Pictures aside, quote the whole listing exactly.

### Exercise data ###

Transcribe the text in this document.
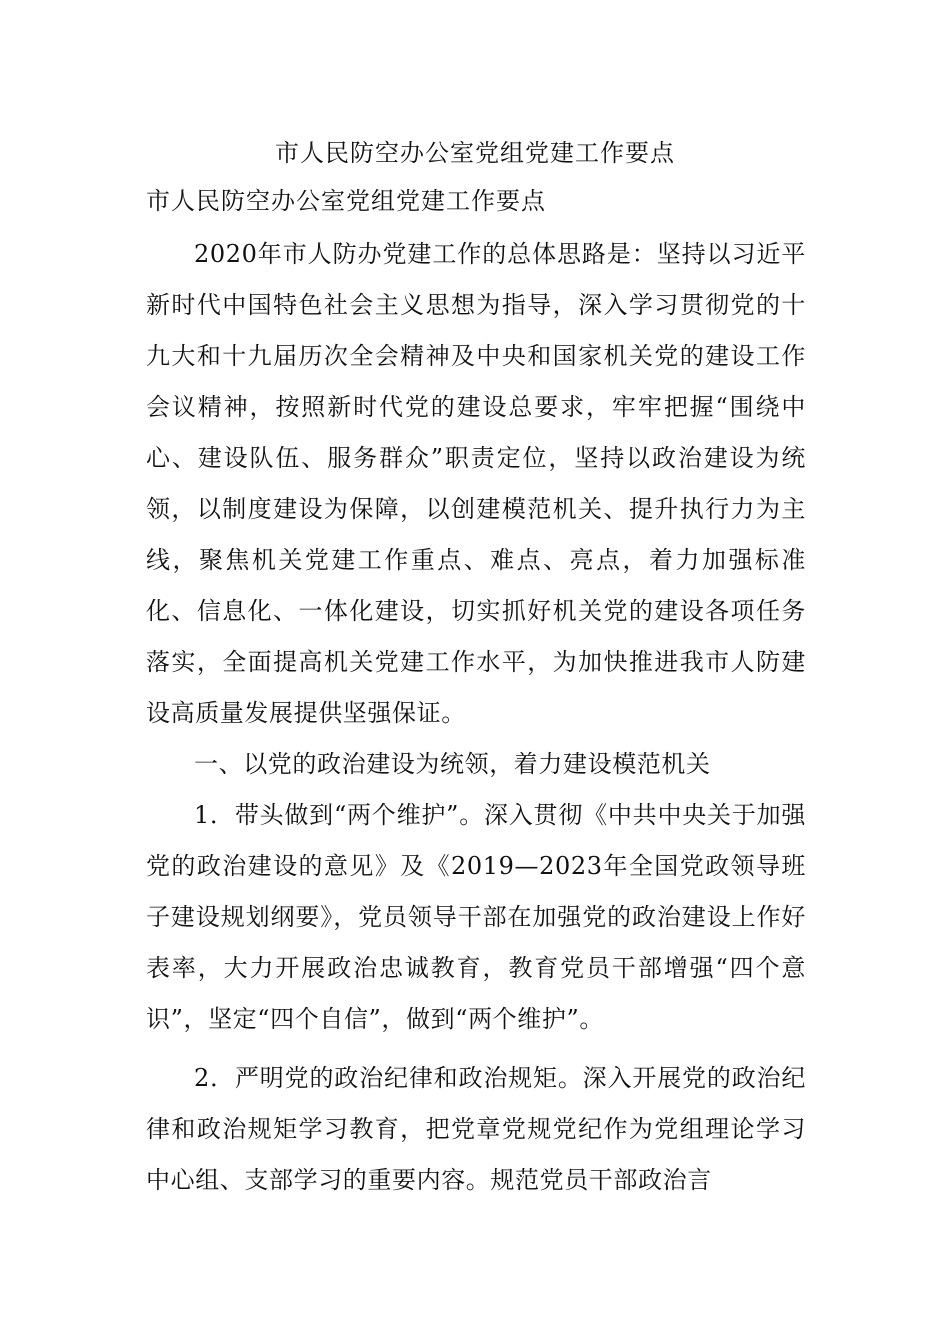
市人民防空办公室党组党建工作要点
市人民防空办公室党组党建工作要点

2020年市人防办党建工作的总体思路是：坚持以习近平新时代中国特色社会主义思想为指导，深入学习贯彻党的十九大和十九届历次全会精神及中央和国家机关党的建设工作会议精神，按照新时代党的建设总要求，牢牢把握“围绕中心、建设队伍、服务群众”职责定位，坚持以政治建设为统领，以制度建设为保障，以创建模范机关、提升执行力为主线，聚焦机关党建工作重点、难点、亮点，着力加强标准化、信息化、一体化建设，切实抓好机关党的建设各项任务落实，全面提高机关党建工作水平，为加快推进我市人防建设高质量发展提供坚强保证。

一、以党的政治建设为统领，着力建设模范机关

1．带头做到“两个维护”。深入贯彻《中共中央关于加强党的政治建设的意见》及《2019—2023年全国党政领导班子建设规划纲要》，党员领导干部在加强党的政治建设上作好表率，大力开展政治忠诚教育，教育党员干部增强“四个意识”，坚定“四个自信”，做到“两个维护”。

2．严明党的政治纪律和政治规矩。深入开展党的政治纪律和政治规矩学习教育，把党章党规党纪作为党组理论学习中心组、支部学习的重要内容。规范党员干部政治言
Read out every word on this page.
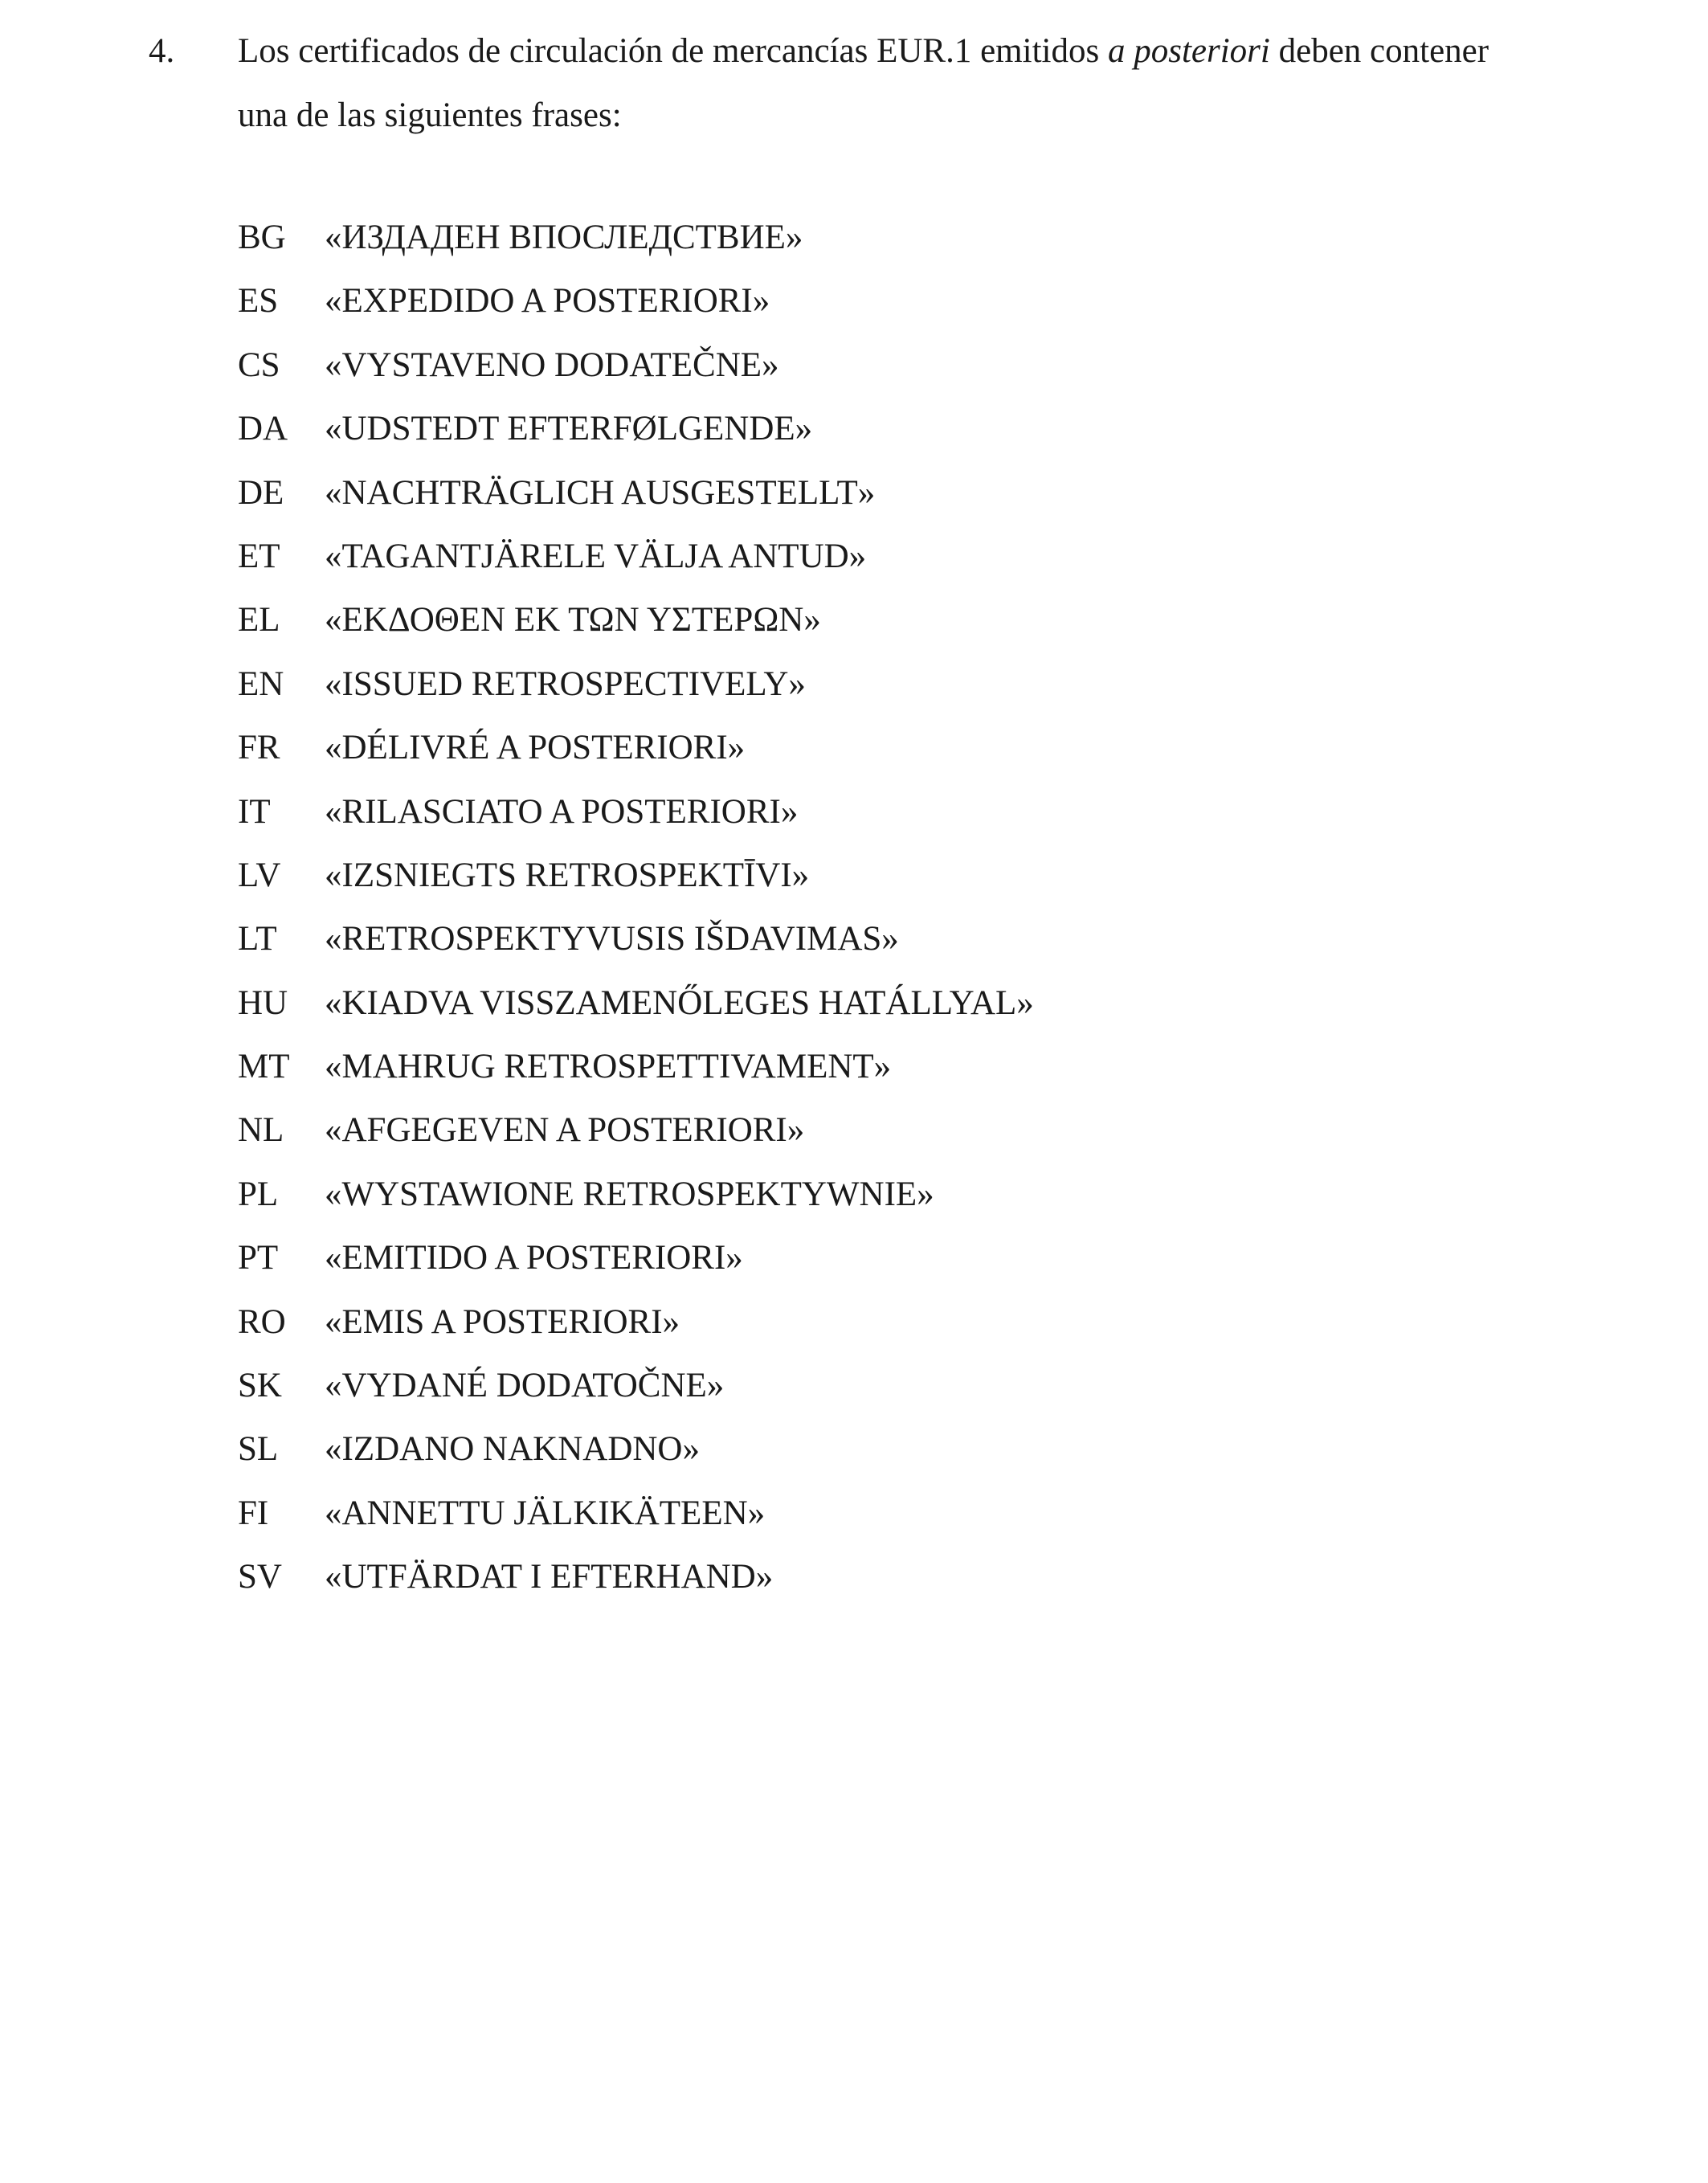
4. Los certificados de circulación de mercancías EUR.1 emitidos a posteriori deben contener
una de las siguientes frases:
BG «ИЗДАДЕН ВПОСЛЕДСТВИЕ»
ES «EXPEDIDO A POSTERIORI»
CS «VYSTAVENO DODATEČNE»
DA «UDSTEDT EFTERFØLGENDE»
DE «NACHTRÄGLICH AUSGESTELLT»
ET «TAGANTJÄRELE VÄLJA ANTUD»
EL «ΕΚΔΟΘΕΝ ΕΚ ΤΩΝ ΥΣΤΕΡΩΝ»
EN «ISSUED RETROSPECTIVELY»
FR «DÉLIVRÉ A POSTERIORI»
IT «RILASCIATO A POSTERIORI»
LV «IZSNIEGTS RETROSPEKTĪVI»
LT «RETROSPEKTYVUSIS IŠDAVIMAS»
HU «KIADVA VISSZAMENŐLEGES HATÁLLYAL»
MT «MAHRUG RETROSPETTIVAMENT»
NL «AFGEGEVEN A POSTERIORI»
PL «WYSTAWIONE RETROSPEKTYWNIE»
PT «EMITIDO A POSTERIORI»
RO «EMIS A POSTERIORI»
SK «VYDANÉ DODATOČNE»
SL «IZDANO NAKNADNO»
FI «ANNETTU JÄLKIKÄTEEN»
SV «UTFÄRDAT I EFTERHAND»
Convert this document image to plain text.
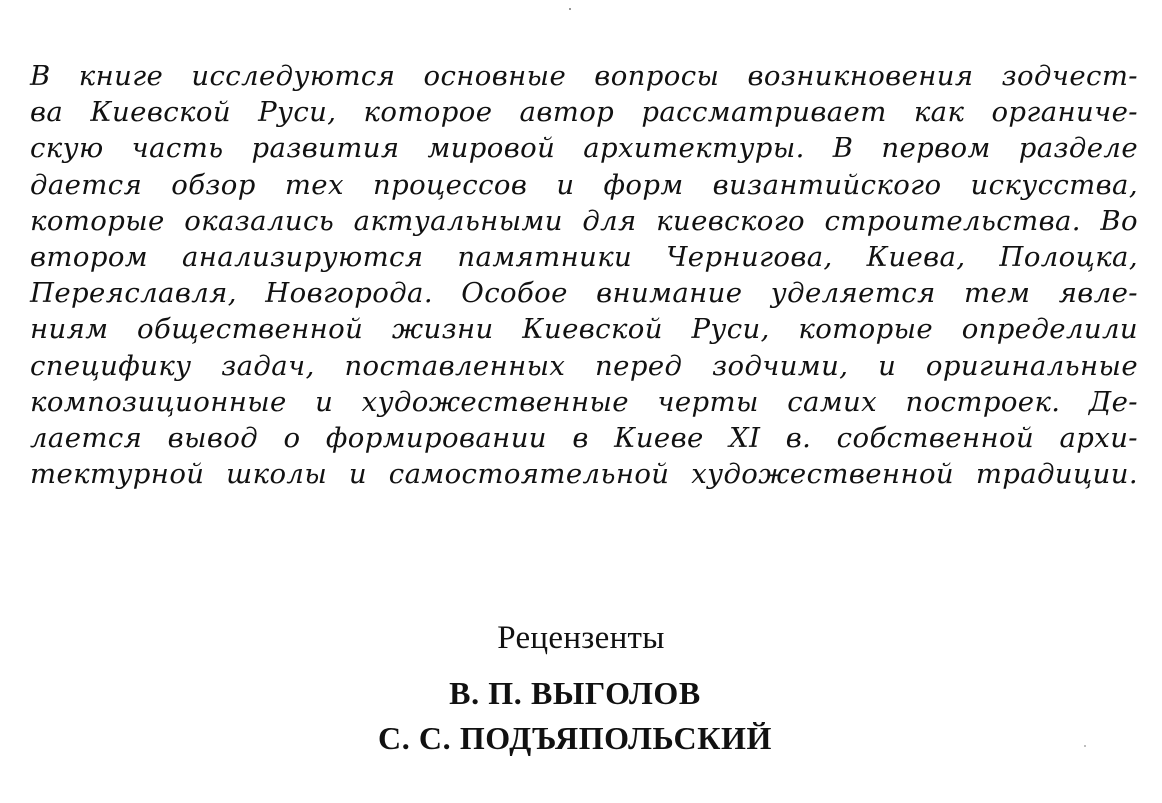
В книге исследуются основные вопросы возникновения зодчест-
ва Киевской Руси, которое автор рассматривает как органиче-
скую часть развития мировой архитектуры. В первом разделе
дается обзор тех процессов и форм византийского искусства,
которые оказались актуальными для киевского строительства. Во
втором анализируются памятники Чернигова, Киева, Полоцка,
Переяславля, Новгорода. Особое внимание уделяется тем явле-
ниям общественной жизни Киевской Руси, которые определили
специфику задач, поставленных перед зодчими, и оригинальные
композиционные и художественные черты самих построек. Де-
лается вывод о формировании в Киеве XI в. собственной архи-
тектурной школы и самостоятельной художественной традиции.

Рецензенты
В. П. ВЫГОЛОВ
С. С. ПОДЪЯПОЛЬСКИЙ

###

[Correct result]
Transcribe the text in this document.
市人民防空办公室党组党建工作要点
市人民防空办公室党组党建工作要点

2020年市人防办党建工作的总体思路是：坚持以习近平新时代中国特色社会主义思想为指导，深入学习贯彻党的十九大和十九届历次全会精神及中央和国家机关党的建设工作会议精神，按照新时代党的建设总要求，牢牢把握“围绕中心、建设队伍、服务群众”职责定位，坚持以政治建设为统领，以制度建设为保障，以创建模范机关、提升执行力为主线，聚焦机关党建工作重点、难点、亮点，着力加强标准化、信息化、一体化建设，切实抓好机关党的建设各项任务落实，全面提高机关党建工作水平，为加快推进我市人防建设高质量发展提供坚强保证。

一、以党的政治建设为统领，着力建设模范机关

1．带头做到“两个维护”。深入贯彻《中共中央关于加强党的政治建设的意见》及《2019—2023年全国党政领导班子建设规划纲要》，党员领导干部在加强党的政治建设上作好表率，大力开展政治忠诚教育，教育党员干部增强“四个意识”，坚定“四个自信”，做到“两个维护”。

2．严明党的政治纪律和政治规矩。深入开展党的政治纪律和政治规矩学习教育，把党章党规党纪作为党组理论学习中心组、支部学习的重要内容。规范党员干部政治言
Read out every word on this page.
4. Los certificados de circulación de mercancías EUR.1 emitidos a posteriori deben contener
una de las siguientes frases:
BG «ИЗДАДЕН ВПОСЛЕДСТВИЕ»
ES «EXPEDIDO A POSTERIORI»
CS «VYSTAVENO DODATEČNE»
DA «UDSTEDT EFTERFØLGENDE»
DE «NACHTRÄGLICH AUSGESTELLT»
ET «TAGANTJÄRELE VÄLJA ANTUD»
EL «ΕΚΔΟΘΕΝ ΕΚ ΤΩΝ ΥΣΤΕΡΩΝ»
EN «ISSUED RETROSPECTIVELY»
FR «DÉLIVRÉ A POSTERIORI»
IT «RILASCIATO A POSTERIORI»
LV «IZSNIEGTS RETROSPEKTĪVI»
LT «RETROSPEKTYVUSIS IŠDAVIMAS»
HU «KIADVA VISSZAMENŐLEGES HATÁLLYAL»
MT «MAHRUG RETROSPETTIVAMENT»
NL «AFGEGEVEN A POSTERIORI»
PL «WYSTAWIONE RETROSPEKTYWNIE»
PT «EMITIDO A POSTERIORI»
RO «EMIS A POSTERIORI»
SK «VYDANÉ DODATOČNE»
SL «IZDANO NAKNADNO»
FI «ANNETTU JÄLKIKÄTEEN»
SV «UTFÄRDAT I EFTERHAND»
Convert this document image to plain text.
В книге исследуются основные вопросы возникновения зодчест-
ва Киевской Руси, которое автор рассматривает как органиче-
скую часть развития мировой архитектуры. В первом разделе
дается обзор тех процессов и форм византийского искусства,
которые оказались актуальными для киевского строительства. Во
втором анализируются памятники Чернигова, Киева, Полоцка,
Переяславля, Новгорода. Особое внимание уделяется тем явле-
ниям общественной жизни Киевской Руси, которые определили
специфику задач, поставленных перед зодчими, и оригинальные
композиционные и художественные черты самих построек. Де-
лается вывод о формировании в Киеве XI в. собственной архи-
тектурной школы и самостоятельной художественной традиции.

Рецензенты
В. П. ВЫГОЛОВ
С. С. ПОДЪЯПОЛЬСКИЙ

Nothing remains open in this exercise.